**EXERCISE AIM**
Rewrite the stretch of the game review below from "The Last of Us is about" through "purchase with confidence.", substituting "PlayStation 3" for every "PS3".

When you need a break from the single player portion of the game The Last of Us does offer up some multiplayer play. That being said I really question why multiplayer needs to be included with such a robust single player campaign, but alas it is and surprisingly it is not bad at all. Visually and control wise nothing is compromised with the online play. It looks every bit as good as the single player portion of the game and it was entertaining to hop online. Admittedly, I did not spend as much time as I would have liked to but the little I did play was enough to sway me to come back after the game hits retail and the lobbies are populated.
Visually, there is no question Naughty Dog has maxed out the PS3’s hardware. This really comes as no surprise as they have a pretty good track record with their in-house graphics engine. Underground the game looks great but even better when Ellie and Joel travel above ground through cities, suburbs, farmlands and dense forests. The colors pop from the screen, the draw distance is impressive and the landscapes are absolutely stunning. The lighting effects are equally magnificent as they cast a level of realism we rarely see in current gen consoles. The way the sun casts light through trees or windows or the way the light reflects off the water are just a couple of good examples of how life-like the game can appear. The rich textures and attention to detail is something truly special. Character animations are equally stunning as you can see every little wrinkle on Joel’s face and every grey hair in his beard, especially when the game pans in while he speaks. Could The Last of Us be the best looking game we have seen on the PS3 to date? Well it is certainly right up there. It does however come at the cost of some long load times but these are small sacrifices considering the end product (Editors Note: First 15 screens in Gallery below are from Single Player, the rest are from the Multiplayer portion of the game).
When it comes to the games audio, much like the visuals, The Last of Us is second to none. The game delivers in all areas. The character chatter is bang on and even the mindless batter that carries on between the characters when they are simply scavenging is captivating. The music sounds terrific, enemies sound menacing and the weapons pack a punch. It is a game filled with ear candy and all I can say is you won’t be disappointed.
The Last of Us is about as good as it gets when it comes to survival action games on the PS3. Once again Naughty Dog’s powerhouse of a graphics engine really showcases how good a game can look on the PS3. Yet The Last of Us isn’t all about the looks. It is a deeply emotional story driven game with an addictive element making it difficult to put the controller down. It is game you won’t forget and one that ultimately raises the bar for the genre. In the end it’s simply a fantastic game, a fantastic experience, and one PS3 owners can purchase with confidence.

**DATA UNDER STUDY**
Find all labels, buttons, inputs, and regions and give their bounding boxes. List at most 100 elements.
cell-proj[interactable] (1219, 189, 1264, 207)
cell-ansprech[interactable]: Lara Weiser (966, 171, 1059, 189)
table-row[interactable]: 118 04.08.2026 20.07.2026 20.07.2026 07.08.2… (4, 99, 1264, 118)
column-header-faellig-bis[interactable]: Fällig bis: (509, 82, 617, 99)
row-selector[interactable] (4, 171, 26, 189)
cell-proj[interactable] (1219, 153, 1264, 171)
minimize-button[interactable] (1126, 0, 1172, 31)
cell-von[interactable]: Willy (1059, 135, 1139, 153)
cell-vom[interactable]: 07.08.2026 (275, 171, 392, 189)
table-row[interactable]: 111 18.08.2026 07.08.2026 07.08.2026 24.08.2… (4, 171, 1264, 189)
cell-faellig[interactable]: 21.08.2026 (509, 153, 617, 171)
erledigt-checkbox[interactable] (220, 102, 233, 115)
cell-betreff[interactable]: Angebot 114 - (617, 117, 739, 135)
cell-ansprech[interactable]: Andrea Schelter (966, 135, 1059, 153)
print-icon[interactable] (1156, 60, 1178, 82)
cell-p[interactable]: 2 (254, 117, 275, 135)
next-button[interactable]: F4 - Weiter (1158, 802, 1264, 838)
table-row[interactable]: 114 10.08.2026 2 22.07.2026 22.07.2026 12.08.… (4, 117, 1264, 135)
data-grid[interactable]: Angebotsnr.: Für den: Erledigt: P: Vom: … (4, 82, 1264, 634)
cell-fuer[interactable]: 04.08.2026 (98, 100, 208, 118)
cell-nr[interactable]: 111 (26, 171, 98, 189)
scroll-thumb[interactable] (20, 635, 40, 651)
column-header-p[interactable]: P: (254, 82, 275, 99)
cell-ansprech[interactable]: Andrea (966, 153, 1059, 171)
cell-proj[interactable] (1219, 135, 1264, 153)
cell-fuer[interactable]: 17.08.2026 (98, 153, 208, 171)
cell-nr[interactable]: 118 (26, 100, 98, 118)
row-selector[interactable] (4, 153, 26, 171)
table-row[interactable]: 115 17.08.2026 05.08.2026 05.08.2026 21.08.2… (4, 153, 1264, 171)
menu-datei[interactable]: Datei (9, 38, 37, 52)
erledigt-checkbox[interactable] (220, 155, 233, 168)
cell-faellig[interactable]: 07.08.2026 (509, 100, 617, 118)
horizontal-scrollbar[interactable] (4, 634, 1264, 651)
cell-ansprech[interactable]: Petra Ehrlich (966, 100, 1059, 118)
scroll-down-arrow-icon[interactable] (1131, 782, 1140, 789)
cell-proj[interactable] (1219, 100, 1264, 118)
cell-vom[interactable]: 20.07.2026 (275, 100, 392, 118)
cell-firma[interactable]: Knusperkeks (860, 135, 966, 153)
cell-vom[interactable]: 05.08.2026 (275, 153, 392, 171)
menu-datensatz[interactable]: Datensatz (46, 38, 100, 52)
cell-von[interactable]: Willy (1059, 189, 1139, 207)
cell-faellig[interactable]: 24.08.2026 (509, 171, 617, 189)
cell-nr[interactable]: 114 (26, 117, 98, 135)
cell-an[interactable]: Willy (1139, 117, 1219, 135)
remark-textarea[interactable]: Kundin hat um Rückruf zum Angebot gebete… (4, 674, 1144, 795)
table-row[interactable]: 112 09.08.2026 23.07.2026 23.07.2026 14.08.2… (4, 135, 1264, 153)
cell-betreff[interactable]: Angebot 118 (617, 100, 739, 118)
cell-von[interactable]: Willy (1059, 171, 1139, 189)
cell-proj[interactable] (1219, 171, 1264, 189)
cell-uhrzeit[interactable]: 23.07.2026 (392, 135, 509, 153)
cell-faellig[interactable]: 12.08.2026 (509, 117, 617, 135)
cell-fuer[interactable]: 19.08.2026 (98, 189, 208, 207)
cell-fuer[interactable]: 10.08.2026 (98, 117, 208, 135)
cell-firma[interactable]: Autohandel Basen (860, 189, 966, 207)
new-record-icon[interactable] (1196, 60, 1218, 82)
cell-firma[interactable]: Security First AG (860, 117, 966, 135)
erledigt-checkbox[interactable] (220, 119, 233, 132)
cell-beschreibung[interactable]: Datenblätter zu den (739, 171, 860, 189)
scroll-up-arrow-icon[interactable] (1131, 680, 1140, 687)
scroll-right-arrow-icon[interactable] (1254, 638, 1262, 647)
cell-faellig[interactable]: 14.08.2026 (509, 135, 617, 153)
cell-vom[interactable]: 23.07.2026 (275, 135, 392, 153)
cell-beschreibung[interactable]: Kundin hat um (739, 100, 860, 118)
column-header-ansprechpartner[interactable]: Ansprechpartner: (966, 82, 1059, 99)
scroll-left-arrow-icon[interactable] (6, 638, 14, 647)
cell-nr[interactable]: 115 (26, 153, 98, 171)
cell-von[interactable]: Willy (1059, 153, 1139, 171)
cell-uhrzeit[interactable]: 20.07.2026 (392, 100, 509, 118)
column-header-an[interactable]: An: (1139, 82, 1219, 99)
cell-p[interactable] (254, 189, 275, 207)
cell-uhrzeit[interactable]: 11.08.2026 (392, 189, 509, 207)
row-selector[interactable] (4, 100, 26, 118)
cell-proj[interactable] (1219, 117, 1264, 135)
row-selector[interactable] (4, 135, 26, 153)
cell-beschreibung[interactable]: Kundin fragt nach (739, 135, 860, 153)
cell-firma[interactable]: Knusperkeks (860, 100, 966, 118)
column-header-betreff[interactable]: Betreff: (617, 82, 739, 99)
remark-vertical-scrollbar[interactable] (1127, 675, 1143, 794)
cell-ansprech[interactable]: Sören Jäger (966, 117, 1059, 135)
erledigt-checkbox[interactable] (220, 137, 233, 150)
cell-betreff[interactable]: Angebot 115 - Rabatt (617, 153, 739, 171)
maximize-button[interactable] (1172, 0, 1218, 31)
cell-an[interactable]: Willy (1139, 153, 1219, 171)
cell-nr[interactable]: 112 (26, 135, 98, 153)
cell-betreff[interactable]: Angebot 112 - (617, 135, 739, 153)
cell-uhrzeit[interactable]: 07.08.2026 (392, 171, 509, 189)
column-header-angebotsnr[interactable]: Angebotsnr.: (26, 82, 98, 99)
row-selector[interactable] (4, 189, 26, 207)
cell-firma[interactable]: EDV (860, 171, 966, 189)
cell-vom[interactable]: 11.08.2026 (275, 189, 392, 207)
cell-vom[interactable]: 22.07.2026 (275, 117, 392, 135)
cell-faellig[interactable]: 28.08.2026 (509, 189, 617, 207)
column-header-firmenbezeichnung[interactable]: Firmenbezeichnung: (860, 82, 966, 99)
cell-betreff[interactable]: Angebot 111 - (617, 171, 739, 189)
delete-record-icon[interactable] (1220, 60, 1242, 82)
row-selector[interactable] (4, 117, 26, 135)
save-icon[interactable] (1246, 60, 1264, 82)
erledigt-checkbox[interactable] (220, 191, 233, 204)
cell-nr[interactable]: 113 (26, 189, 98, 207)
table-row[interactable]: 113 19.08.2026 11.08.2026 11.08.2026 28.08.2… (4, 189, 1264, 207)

**REPLY TO THE TASK**
The Last of Us is about as good as it gets when it comes to survival action games on the PlayStation 3. Once again Naughty Dog’s powerhouse of a graphics engine really showcases how good a game can look on the PlayStation 3. Yet The Last of Us isn’t all about the looks. It is a deeply emotional story driven game with an addictive element making it difficult to put the controller down. It is game you won’t forget and one that ultimately raises the bar for the genre. In the end it’s simply a fantastic game, a fantastic experience, and one PlayStation 3 owners can purchase with confidence.